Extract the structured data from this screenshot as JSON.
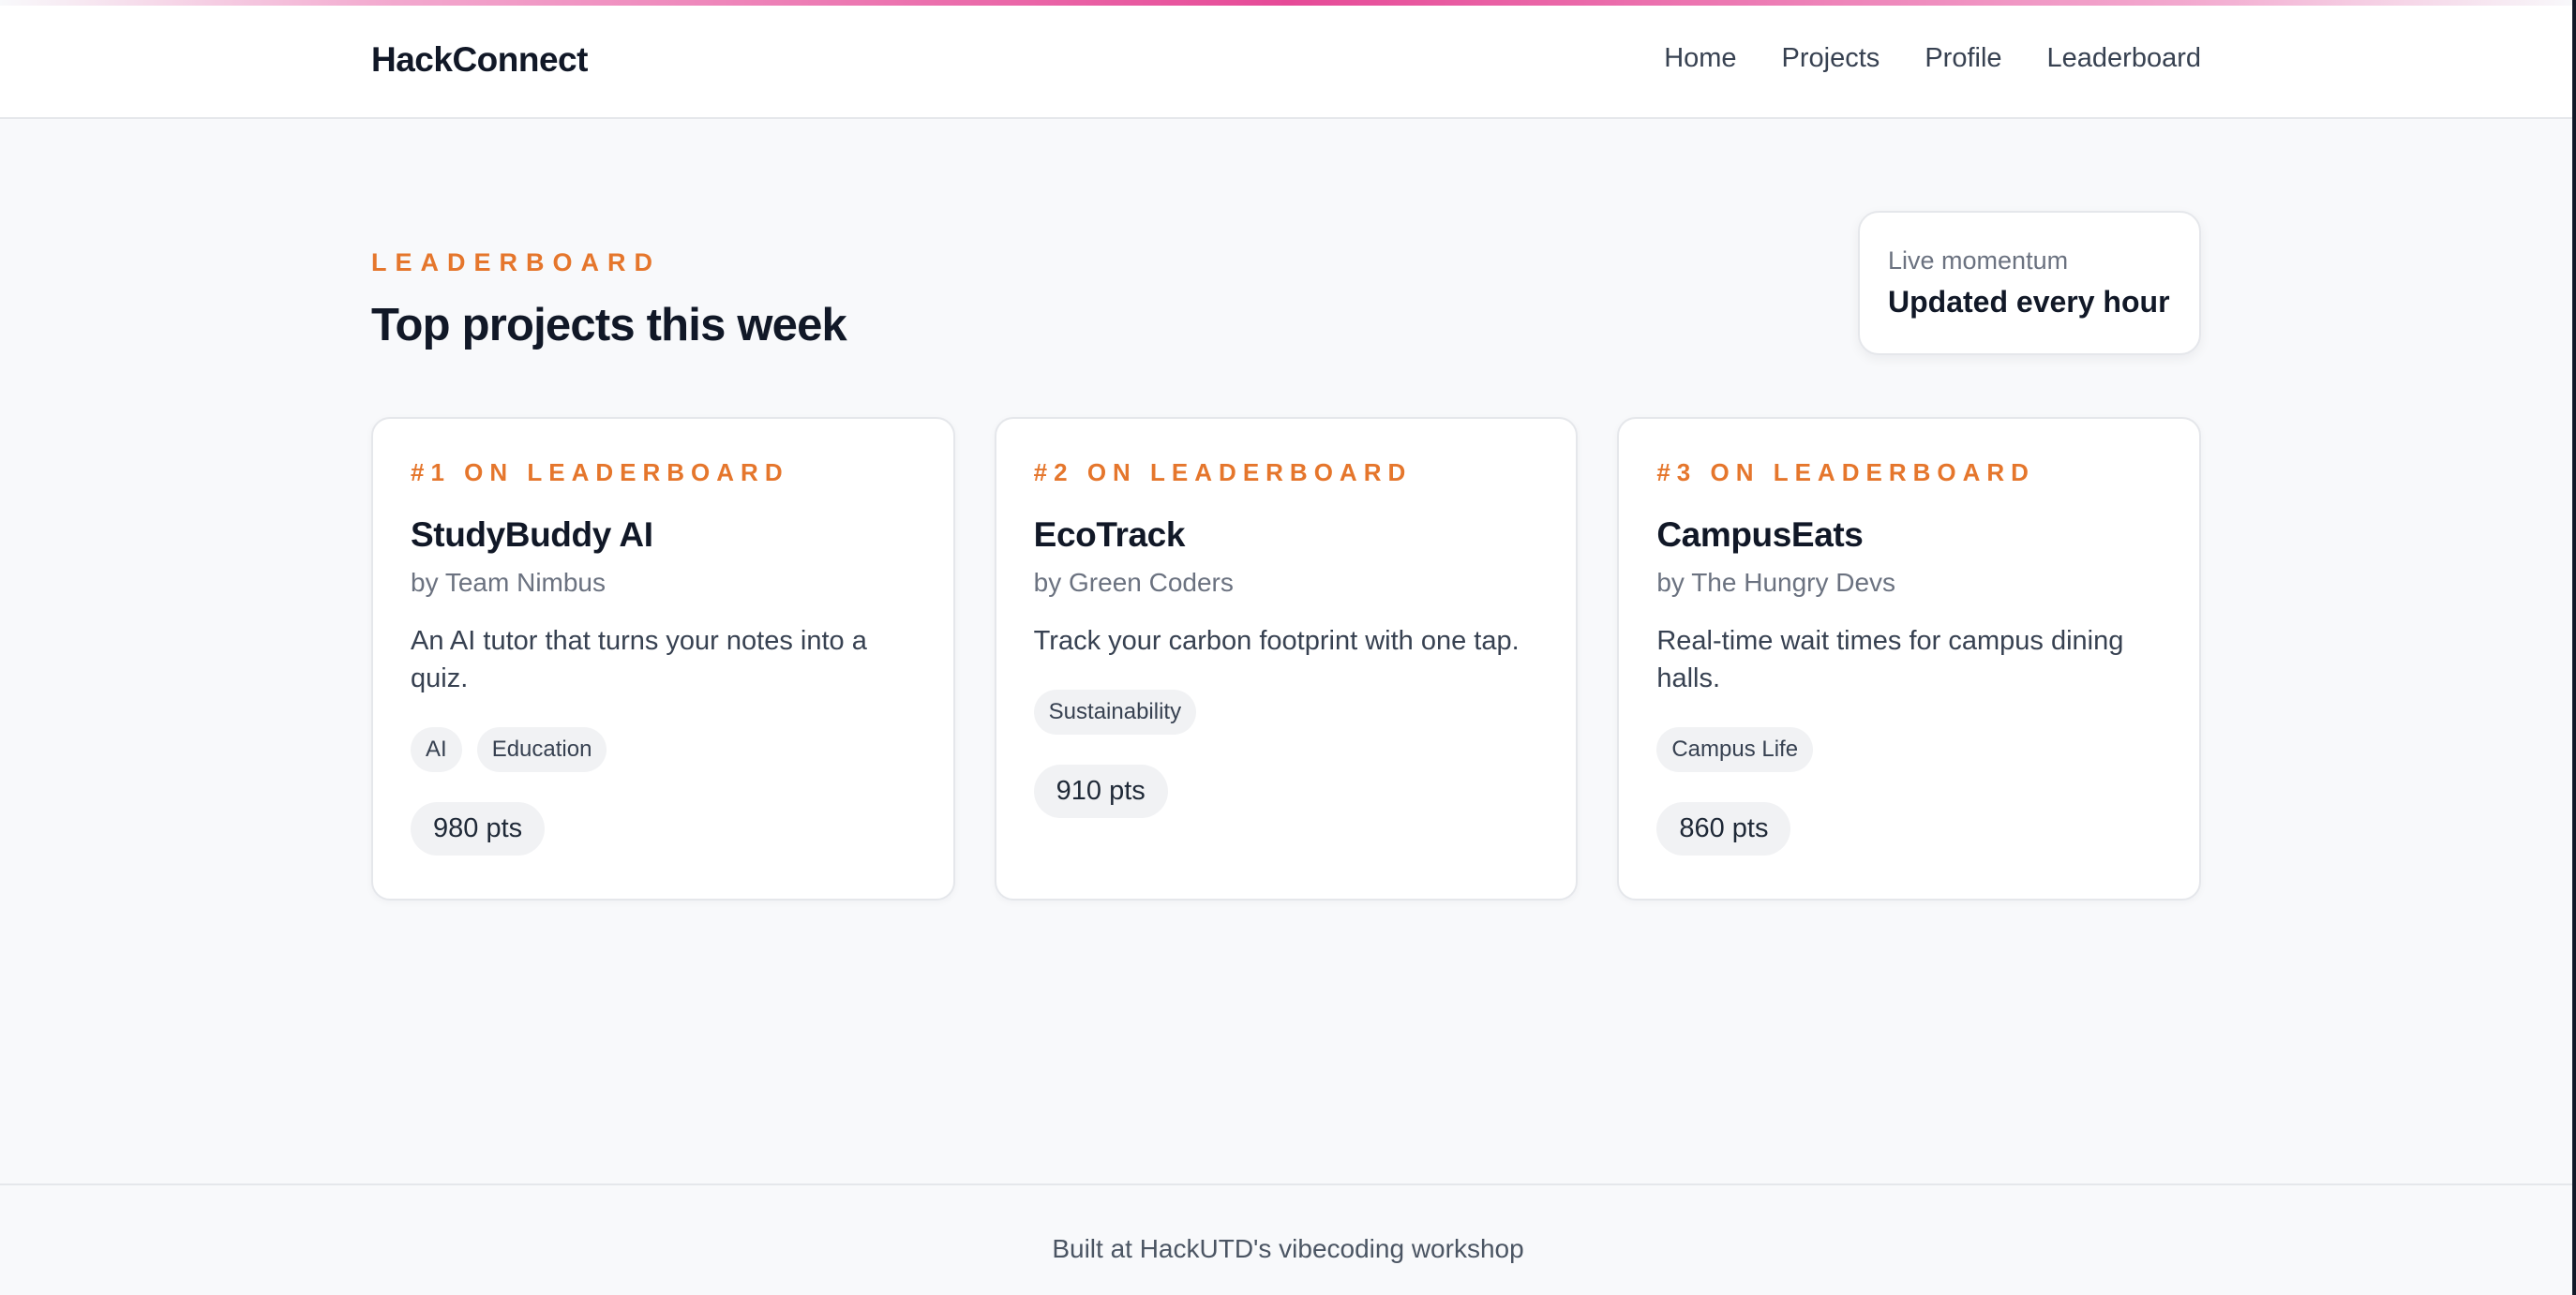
{
  "accent_color": "#e64a97",
  "highlight_color": "#e5762c",
  "header": {
    "brand": "HackConnect",
    "nav": [
      "Home",
      "Projects",
      "Profile",
      "Leaderboard"
    ]
  },
  "hero": {
    "eyebrow": "LEADERBOARD",
    "title": "Top projects this week",
    "momentum_label": "Live momentum",
    "momentum_value": "Updated every hour"
  },
  "projects": [
    {
      "rank": "#1 ON LEADERBOARD",
      "name": "StudyBuddy AI",
      "team": "by Team Nimbus",
      "description": "An AI tutor that turns your notes into a quiz.",
      "tags": [
        "AI",
        "Education"
      ],
      "points": "980 pts"
    },
    {
      "rank": "#2 ON LEADERBOARD",
      "name": "EcoTrack",
      "team": "by Green Coders",
      "description": "Track your carbon footprint with one tap.",
      "tags": [
        "Sustainability"
      ],
      "points": "910 pts"
    },
    {
      "rank": "#3 ON LEADERBOARD",
      "name": "CampusEats",
      "team": "by The Hungry Devs",
      "description": "Real-time wait times for campus dining halls.",
      "tags": [
        "Campus Life"
      ],
      "points": "860 pts"
    }
  ],
  "footer": {
    "text": "Built at HackUTD's vibecoding workshop"
  }
}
___
Given task |
Extract all lines from the material above that include the word "description".

Finished answer |
      "description": "An AI tutor that turns your notes into a quiz.",
      "description": "Track your carbon footprint with one tap.",
      "description": "Real-time wait times for campus dining halls.",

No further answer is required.